- [Extrait source]
______________________________

La paracha de cette semaine énonce les dix Commandements, les dix « Paroles » données par Hachem aux Bené Israël, au pied du mont Sinaï : croire en D’, rejeter l’idolâtrie, ne pas invoquer le nom de Hachem en vain, sanctifier le jour du Chabbath, honorer son père et sa mère, ne pas commettre d’homicide, ne pas commettre d’adultère, ne pas commettre de vol, ne pas porter un faux témoignage, et ne pas convoiter ce qui appartient à son prochain.

Le premier commandement nous incombe de croire en D’, c’est-à-dire que nous devons croire qu’Il est à la fois l’origine et la cause de toute chose, celui qui fait exister toutes les créatures (Rambam Séfer Hamitsvoth).

Le Zohar (Vaéra 25b) explique que nous avons devons accepter l’existence d’un Créateur Tout-Puissant, et de savoir qu’Il exerce une Providence continuelle sur l’univers. Qu’Il est la force qui dicte toutes les lois naturelles, et qu’Il soutient et nourrit toutes les créatures, de la plus grande à la plus petite.

Et selon le Séfer Ha’hinoukh, cette mitsva ne se limite pas à des moments spécifiques, comme la plupart des mitsvoth, mais c’est une Mitsva «temidith/continuelle ». La conscience de l’existence de Hachem et de Son pouvoir doit être une préoccupation constante pour le Juif et à chaque instant et même dans les moments les plus anodins.

Ce premier commandement commence par « Anokhi. Je ». Pourquoi Hachem a-t-Il choisi de commencer par le terme « Anokhi » plutôt que « Ani », qui signifie également « Je » ? Il existe plusieurs réponses : – Le terme « Ani », lorsqu’il n’est pas ponctué [comme dans le rouleau de la Tora] pourrait, à D. ne plaise, se lire aussi « eïni -Je ne suis pas, Hachem votre D’ ». Alors que le terme « Anokhi » ne présente pas ce danger (Malbim).

______________________________

- [Jeu de données]
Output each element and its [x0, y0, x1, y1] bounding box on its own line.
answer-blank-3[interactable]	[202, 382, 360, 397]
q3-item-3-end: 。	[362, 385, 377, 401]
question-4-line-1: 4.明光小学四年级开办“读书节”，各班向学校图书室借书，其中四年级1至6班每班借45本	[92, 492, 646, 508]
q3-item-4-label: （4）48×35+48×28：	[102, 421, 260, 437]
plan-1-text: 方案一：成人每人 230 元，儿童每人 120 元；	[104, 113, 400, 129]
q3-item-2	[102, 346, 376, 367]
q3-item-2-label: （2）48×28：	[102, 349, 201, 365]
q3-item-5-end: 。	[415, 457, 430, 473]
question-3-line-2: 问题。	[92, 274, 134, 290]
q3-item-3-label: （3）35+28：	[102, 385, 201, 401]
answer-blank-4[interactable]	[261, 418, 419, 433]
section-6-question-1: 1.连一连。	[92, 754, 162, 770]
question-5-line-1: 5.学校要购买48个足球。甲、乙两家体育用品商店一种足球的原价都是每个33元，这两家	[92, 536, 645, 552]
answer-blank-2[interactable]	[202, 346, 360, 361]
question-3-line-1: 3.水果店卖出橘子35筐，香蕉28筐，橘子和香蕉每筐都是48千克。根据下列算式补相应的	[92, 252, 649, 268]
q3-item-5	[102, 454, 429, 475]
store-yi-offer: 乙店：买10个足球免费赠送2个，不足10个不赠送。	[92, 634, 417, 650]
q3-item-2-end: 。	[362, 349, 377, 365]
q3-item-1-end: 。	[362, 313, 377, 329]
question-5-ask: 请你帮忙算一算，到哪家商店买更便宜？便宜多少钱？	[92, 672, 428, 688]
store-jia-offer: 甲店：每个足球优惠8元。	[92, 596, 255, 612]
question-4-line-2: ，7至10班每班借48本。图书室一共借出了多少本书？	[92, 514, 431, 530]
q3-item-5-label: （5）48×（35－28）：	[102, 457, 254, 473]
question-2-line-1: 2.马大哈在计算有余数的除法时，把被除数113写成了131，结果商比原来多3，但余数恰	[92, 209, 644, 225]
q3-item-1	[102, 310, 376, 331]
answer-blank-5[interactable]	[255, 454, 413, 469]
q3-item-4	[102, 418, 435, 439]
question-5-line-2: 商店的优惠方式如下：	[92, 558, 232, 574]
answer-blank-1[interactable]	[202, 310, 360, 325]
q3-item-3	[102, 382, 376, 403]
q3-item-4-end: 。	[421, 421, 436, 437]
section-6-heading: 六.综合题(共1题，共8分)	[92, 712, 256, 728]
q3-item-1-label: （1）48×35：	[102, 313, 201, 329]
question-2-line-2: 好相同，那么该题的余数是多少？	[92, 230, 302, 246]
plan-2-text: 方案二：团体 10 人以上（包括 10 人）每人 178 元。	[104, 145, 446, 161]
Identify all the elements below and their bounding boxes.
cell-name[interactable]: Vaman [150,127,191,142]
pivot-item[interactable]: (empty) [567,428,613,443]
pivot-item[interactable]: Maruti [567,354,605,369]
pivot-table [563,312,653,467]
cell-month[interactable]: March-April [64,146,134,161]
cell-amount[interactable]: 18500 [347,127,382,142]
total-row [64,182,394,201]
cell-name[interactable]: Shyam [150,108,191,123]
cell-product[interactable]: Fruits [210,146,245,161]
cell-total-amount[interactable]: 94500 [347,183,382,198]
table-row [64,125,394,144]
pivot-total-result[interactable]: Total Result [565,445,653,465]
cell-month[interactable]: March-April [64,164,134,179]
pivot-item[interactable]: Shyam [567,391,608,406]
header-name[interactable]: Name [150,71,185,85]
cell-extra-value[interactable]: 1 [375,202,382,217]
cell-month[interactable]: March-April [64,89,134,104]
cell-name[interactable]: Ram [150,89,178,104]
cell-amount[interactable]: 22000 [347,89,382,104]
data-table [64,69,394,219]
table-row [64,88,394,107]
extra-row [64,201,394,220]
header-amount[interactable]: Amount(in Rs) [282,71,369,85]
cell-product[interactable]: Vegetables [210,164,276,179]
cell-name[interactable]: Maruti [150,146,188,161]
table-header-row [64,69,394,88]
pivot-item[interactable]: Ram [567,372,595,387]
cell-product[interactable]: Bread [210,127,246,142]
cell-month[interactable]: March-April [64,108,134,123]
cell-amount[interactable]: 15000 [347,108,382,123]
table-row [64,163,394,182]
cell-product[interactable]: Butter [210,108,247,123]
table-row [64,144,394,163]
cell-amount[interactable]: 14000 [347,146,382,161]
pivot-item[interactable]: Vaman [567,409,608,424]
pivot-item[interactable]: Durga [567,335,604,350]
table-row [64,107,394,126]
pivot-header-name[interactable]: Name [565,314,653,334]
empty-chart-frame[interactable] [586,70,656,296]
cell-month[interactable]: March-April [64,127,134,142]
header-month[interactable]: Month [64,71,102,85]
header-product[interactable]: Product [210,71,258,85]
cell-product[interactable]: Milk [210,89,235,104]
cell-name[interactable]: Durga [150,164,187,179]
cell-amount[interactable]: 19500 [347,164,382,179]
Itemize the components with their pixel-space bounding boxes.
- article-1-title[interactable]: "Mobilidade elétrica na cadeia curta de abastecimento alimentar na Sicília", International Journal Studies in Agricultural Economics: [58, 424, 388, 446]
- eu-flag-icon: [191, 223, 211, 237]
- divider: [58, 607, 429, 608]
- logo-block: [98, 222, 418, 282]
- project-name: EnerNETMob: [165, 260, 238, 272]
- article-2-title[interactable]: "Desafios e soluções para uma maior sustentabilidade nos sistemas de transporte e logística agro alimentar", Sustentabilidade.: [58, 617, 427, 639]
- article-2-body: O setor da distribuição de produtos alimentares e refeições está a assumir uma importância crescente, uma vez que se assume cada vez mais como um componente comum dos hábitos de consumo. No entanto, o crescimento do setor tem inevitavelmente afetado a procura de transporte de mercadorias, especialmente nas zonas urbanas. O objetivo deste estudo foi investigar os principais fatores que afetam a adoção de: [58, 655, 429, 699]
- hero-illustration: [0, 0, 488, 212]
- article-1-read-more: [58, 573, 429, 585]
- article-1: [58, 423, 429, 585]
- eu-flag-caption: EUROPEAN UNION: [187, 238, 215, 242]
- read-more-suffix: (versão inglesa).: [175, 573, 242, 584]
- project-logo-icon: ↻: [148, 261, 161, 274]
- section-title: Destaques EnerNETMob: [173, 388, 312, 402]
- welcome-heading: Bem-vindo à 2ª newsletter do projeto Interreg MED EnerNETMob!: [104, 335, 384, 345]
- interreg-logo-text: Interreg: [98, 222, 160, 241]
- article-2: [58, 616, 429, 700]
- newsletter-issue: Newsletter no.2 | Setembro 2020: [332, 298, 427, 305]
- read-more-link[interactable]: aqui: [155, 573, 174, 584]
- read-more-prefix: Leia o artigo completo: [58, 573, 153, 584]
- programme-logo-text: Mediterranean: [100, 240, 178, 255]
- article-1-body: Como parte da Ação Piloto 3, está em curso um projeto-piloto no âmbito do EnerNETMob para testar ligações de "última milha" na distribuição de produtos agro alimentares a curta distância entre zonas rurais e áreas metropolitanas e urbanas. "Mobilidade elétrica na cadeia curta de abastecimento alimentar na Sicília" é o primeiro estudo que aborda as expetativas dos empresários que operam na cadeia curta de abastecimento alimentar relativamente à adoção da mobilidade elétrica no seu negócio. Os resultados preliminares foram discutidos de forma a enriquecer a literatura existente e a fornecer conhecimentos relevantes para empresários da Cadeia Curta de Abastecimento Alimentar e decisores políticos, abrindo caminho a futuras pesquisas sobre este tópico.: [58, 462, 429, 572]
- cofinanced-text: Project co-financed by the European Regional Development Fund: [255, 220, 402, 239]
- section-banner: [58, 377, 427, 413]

______________________________

Poursuivez le commentaire sur les dix Commandements en reprenant juste après sa dernière phrase.

-Le terme « Anokhi » renferme différentes significations. Le aleph de valeur numérique 1, représente l’Unité de D’ et Sa souveraineté. Le noun qui est égal à 50 et le khaf à 20, font allusion aux 70 nations de la terre que Hachem domine. Quant au youd d’une valeur numérique de 10, il représente les dix commandements (Pessikta Rabati chap 21).
– « Anokhi » est aussi un acronyme de la déclaration araméenne qui exprime l’essence même de Hachem: « Ana nafchi ketavith yehavith-Je l’ai écrite [Seul] et l’ai donnée » : l’origine divine de la Tora et son authenticité ne sauraient être remises en question (Chabbath 105a).
-Le Yalkout Chemouni rapporte au nom de rabbi Né’hémia que le terme « Anokhi » est en langage égyptien (Voir aussi Tora Cheléma Yitro chap 20 note 30).

Penchons-nous sur cette dernière explication : pourquoi Hachem s’exprime-t-Il en égyptien pour commencer le fameux passage des 10 commandements ? Pourquoi Hachem n’emploie pas la langue sainte pour s’introduire, mais opte pour une langue profane, celle du pays que la Tora désigne elle-même comme un pays d’impureté et d’immoralité ?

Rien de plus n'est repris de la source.